## [Written task]
The records that follow must be reproduced in full, exactly as written.

## [Data shown]

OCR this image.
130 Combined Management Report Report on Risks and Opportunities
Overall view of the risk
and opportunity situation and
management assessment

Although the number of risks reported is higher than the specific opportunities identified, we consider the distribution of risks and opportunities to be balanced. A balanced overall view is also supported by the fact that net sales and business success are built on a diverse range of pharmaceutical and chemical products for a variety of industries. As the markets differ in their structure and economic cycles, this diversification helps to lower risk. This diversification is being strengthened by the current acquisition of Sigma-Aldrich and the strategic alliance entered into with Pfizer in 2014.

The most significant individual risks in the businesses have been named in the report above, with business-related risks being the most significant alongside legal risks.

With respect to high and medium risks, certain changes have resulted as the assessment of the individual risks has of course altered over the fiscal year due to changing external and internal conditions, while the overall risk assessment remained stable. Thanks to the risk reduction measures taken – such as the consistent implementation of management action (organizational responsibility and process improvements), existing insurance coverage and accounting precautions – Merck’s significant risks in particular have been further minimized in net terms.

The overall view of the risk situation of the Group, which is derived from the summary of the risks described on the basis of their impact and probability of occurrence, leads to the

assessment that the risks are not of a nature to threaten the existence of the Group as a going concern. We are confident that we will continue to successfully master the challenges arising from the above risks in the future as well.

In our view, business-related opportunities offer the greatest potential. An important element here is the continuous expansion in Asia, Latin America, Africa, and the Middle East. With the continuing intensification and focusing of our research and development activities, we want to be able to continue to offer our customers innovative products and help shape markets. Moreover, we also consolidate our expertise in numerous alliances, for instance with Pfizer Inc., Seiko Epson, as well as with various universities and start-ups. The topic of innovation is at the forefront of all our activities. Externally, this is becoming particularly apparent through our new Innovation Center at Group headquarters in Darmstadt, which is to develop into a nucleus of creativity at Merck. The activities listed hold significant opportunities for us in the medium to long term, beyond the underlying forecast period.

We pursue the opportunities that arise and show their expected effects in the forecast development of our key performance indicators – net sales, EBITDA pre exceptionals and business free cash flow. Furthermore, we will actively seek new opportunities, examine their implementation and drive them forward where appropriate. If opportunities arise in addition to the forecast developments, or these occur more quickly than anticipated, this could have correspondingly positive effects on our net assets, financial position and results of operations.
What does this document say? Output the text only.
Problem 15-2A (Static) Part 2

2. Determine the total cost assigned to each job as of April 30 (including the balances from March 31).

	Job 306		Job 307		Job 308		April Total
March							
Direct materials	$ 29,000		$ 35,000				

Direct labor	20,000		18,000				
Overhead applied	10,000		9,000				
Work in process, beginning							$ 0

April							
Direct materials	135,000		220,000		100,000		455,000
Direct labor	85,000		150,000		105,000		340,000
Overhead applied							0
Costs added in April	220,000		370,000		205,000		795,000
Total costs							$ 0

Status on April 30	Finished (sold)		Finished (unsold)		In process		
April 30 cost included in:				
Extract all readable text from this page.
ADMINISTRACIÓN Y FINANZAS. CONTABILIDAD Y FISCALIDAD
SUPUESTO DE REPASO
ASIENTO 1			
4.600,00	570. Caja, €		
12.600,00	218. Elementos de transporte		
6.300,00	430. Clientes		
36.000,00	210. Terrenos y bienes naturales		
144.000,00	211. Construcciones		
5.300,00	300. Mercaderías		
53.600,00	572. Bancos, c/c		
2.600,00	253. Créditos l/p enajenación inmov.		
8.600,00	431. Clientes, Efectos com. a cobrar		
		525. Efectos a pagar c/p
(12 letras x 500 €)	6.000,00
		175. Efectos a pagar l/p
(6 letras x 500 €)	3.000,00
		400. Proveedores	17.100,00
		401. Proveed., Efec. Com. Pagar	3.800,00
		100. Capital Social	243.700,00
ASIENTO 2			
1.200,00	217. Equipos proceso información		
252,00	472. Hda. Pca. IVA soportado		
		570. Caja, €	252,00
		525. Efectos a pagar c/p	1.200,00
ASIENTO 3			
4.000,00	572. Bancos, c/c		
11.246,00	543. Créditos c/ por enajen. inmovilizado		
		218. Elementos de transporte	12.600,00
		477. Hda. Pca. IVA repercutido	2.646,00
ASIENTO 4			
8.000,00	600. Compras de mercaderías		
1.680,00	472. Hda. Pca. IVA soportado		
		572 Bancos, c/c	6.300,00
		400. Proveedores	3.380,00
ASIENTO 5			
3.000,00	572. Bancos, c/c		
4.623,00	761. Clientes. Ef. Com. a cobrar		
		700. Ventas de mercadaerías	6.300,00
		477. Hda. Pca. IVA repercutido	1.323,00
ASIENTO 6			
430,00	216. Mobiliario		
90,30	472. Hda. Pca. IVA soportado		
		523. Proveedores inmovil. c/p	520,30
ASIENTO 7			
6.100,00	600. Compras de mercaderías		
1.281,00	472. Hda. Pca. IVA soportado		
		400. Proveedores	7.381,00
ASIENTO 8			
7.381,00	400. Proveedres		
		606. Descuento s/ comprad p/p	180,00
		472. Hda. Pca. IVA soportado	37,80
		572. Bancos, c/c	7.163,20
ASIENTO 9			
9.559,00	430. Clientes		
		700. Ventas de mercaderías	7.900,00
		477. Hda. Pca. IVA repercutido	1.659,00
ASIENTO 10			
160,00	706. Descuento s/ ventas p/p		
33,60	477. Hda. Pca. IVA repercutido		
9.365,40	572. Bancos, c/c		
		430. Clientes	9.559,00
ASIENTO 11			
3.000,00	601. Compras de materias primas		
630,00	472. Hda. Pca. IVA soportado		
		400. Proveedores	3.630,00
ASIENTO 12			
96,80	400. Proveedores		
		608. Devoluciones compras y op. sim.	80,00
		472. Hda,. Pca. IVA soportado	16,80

## [Solved exercise]
OCR this image.
130 Combined Management Report Report on Risks and Opportunities
Overall view of the risk
and opportunity situation and
management assessment

Although the number of risks reported is higher than the specific opportunities identified, we consider the distribution of risks and opportunities to be balanced. A balanced overall view is also supported by the fact that net sales and business success are built on a diverse range of pharmaceutical and chemical products for a variety of industries. As the markets differ in their structure and economic cycles, this diversification helps to lower risk. This diversification is being strengthened by the current acquisition of Sigma-Aldrich and the strategic alliance entered into with Pfizer in 2014.

The most significant individual risks in the businesses have been named in the report above, with business-related risks being the most significant alongside legal risks.

With respect to high and medium risks, certain changes have resulted as the assessment of the individual risks has of course altered over the fiscal year due to changing external and internal conditions, while the overall risk assessment remained stable. Thanks to the risk reduction measures taken – such as the consistent implementation of management action (organizational responsibility and process improvements), existing insurance coverage and accounting precautions – Merck’s significant risks in particular have been further minimized in net terms.

The overall view of the risk situation of the Group, which is derived from the summary of the risks described on the basis of their impact and probability of occurrence, leads to the

assessment that the risks are not of a nature to threaten the existence of the Group as a going concern. We are confident that we will continue to successfully master the challenges arising from the above risks in the future as well.

In our view, business-related opportunities offer the greatest potential. An important element here is the continuous expansion in Asia, Latin America, Africa, and the Middle East. With the continuing intensification and focusing of our research and development activities, we want to be able to continue to offer our customers innovative products and help shape markets. Moreover, we also consolidate our expertise in numerous alliances, for instance with Pfizer Inc., Seiko Epson, as well as with various universities and start-ups. The topic of innovation is at the forefront of all our activities. Externally, this is becoming particularly apparent through our new Innovation Center at Group headquarters in Darmstadt, which is to develop into a nucleus of creativity at Merck. The activities listed hold significant opportunities for us in the medium to long term, beyond the underlying forecast period.

We pursue the opportunities that arise and show their expected effects in the forecast development of our key performance indicators – net sales, EBITDA pre exceptionals and business free cash flow. Furthermore, we will actively seek new opportunities, examine their implementation and drive them forward where appropriate. If opportunities arise in addition to the forecast developments, or these occur more quickly than anticipated, this could have correspondingly positive effects on our net assets, financial position and results of operations.
What does this document say? Output the text only.
Problem 15-2A (Static) Part 2

2. Determine the total cost assigned to each job as of April 30 (including the balances from March 31).

	Job 306		Job 307		Job 308		April Total
March							
Direct materials	$ 29,000		$ 35,000				

Direct labor	20,000		18,000				
Overhead applied	10,000		9,000				
Work in process, beginning							$ 0

April							
Direct materials	135,000		220,000		100,000		455,000
Direct labor	85,000		150,000		105,000		340,000
Overhead applied							0
Costs added in April	220,000		370,000		205,000		795,000
Total costs							$ 0

Status on April 30	Finished (sold)		Finished (unsold)		In process		
April 30 cost included in:				
Extract all readable text from this page.
ADMINISTRACIÓN Y FINANZAS. CONTABILIDAD Y FISCALIDAD
SUPUESTO DE REPASO
ASIENTO 1			
4.600,00	570. Caja, €		
12.600,00	218. Elementos de transporte		
6.300,00	430. Clientes		
36.000,00	210. Terrenos y bienes naturales		
144.000,00	211. Construcciones		
5.300,00	300. Mercaderías		
53.600,00	572. Bancos, c/c		
2.600,00	253. Créditos l/p enajenación inmov.		
8.600,00	431. Clientes, Efectos com. a cobrar		
		525. Efectos a pagar c/p
(12 letras x 500 €)	6.000,00
		175. Efectos a pagar l/p
(6 letras x 500 €)	3.000,00
		400. Proveedores	17.100,00
		401. Proveed., Efec. Com. Pagar	3.800,00
		100. Capital Social	243.700,00
ASIENTO 2			
1.200,00	217. Equipos proceso información		
252,00	472. Hda. Pca. IVA soportado		
		570. Caja, €	252,00
		525. Efectos a pagar c/p	1.200,00
ASIENTO 3			
4.000,00	572. Bancos, c/c		
11.246,00	543. Créditos c/ por enajen. inmovilizado		
		218. Elementos de transporte	12.600,00
		477. Hda. Pca. IVA repercutido	2.646,00
ASIENTO 4			
8.000,00	600. Compras de mercaderías		
1.680,00	472. Hda. Pca. IVA soportado		
		572 Bancos, c/c	6.300,00
		400. Proveedores	3.380,00
ASIENTO 5			
3.000,00	572. Bancos, c/c		
4.623,00	761. Clientes. Ef. Com. a cobrar		
		700. Ventas de mercadaerías	6.300,00
		477. Hda. Pca. IVA repercutido	1.323,00
ASIENTO 6			
430,00	216. Mobiliario		
90,30	472. Hda. Pca. IVA soportado		
		523. Proveedores inmovil. c/p	520,30
ASIENTO 7			
6.100,00	600. Compras de mercaderías		
1.281,00	472. Hda. Pca. IVA soportado		
		400. Proveedores	7.381,00
ASIENTO 8			
7.381,00	400. Proveedres		
		606. Descuento s/ comprad p/p	180,00
		472. Hda. Pca. IVA soportado	37,80
		572. Bancos, c/c	7.163,20
ASIENTO 9			
9.559,00	430. Clientes		
		700. Ventas de mercaderías	7.900,00
		477. Hda. Pca. IVA repercutido	1.659,00
ASIENTO 10			
160,00	706. Descuento s/ ventas p/p		
33,60	477. Hda. Pca. IVA repercutido		
9.365,40	572. Bancos, c/c		
		430. Clientes	9.559,00
ASIENTO 11			
3.000,00	601. Compras de materias primas		
630,00	472. Hda. Pca. IVA soportado		
		400. Proveedores	3.630,00
ASIENTO 12			
96,80	400. Proveedores		
		608. Devoluciones compras y op. sim.	80,00
		472. Hda,. Pca. IVA soportado	16,80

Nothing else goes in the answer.